__What to do__
Below are some entries. Work out how many of their lines hold the word "comunidad", and write that number alone.

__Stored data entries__
——————

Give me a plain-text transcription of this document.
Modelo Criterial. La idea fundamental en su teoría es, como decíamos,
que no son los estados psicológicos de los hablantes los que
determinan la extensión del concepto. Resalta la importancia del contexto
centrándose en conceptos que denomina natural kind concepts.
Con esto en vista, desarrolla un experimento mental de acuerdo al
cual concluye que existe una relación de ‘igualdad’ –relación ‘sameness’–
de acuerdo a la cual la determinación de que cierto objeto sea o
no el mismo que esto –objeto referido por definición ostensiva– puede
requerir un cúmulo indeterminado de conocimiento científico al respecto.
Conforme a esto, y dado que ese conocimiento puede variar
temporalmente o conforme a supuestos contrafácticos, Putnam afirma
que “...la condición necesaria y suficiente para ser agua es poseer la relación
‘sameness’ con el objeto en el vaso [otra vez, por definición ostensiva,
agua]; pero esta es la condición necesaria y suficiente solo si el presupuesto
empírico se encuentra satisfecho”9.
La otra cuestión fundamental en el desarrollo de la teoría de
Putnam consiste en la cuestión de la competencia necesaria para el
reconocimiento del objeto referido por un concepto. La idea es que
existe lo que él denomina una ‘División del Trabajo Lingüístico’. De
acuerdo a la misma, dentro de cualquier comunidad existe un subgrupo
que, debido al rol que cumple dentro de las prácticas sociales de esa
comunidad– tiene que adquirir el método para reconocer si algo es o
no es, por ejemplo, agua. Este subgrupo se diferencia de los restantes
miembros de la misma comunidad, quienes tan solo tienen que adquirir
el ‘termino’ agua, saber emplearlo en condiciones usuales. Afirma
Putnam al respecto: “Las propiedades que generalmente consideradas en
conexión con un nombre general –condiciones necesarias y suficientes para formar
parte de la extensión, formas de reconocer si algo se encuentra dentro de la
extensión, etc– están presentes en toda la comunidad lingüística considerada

——————

__Exercise result__
4